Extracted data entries
------------

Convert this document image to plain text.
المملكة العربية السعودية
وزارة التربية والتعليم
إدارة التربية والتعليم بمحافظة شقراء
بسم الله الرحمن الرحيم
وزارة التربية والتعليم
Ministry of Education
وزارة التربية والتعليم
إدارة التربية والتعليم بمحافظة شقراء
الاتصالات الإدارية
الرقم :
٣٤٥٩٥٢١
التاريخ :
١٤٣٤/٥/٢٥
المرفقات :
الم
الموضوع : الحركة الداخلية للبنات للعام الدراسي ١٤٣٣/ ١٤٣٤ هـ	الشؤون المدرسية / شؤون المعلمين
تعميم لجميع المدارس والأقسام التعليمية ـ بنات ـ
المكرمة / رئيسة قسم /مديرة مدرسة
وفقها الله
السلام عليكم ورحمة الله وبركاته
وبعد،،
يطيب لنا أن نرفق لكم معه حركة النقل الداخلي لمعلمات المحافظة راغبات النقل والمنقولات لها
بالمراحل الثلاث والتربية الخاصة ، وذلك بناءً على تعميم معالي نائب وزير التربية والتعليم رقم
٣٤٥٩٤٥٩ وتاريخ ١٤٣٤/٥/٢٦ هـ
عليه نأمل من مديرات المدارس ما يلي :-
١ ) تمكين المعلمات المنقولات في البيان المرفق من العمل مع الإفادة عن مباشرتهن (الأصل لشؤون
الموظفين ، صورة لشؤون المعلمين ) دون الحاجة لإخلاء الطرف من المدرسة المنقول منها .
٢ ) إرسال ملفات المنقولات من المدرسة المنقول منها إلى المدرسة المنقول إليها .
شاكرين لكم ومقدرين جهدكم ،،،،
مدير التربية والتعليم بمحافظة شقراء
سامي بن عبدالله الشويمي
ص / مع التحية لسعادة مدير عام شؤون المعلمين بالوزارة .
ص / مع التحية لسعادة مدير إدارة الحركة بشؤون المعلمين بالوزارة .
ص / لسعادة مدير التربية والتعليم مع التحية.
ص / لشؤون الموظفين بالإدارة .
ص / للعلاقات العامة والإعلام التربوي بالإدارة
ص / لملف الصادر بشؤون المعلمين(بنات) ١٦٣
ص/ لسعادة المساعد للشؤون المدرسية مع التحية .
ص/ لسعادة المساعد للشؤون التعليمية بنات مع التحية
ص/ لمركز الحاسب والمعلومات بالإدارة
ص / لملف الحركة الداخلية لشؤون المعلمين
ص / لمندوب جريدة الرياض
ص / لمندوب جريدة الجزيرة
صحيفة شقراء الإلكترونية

------------

Where a line holds "المساعد", copy it out.

- _Right answer_
ص/ لسعادة المساعد للشؤون المدرسية مع التحية .
ص/ لسعادة المساعد للشؤون التعليمية بنات مع التحية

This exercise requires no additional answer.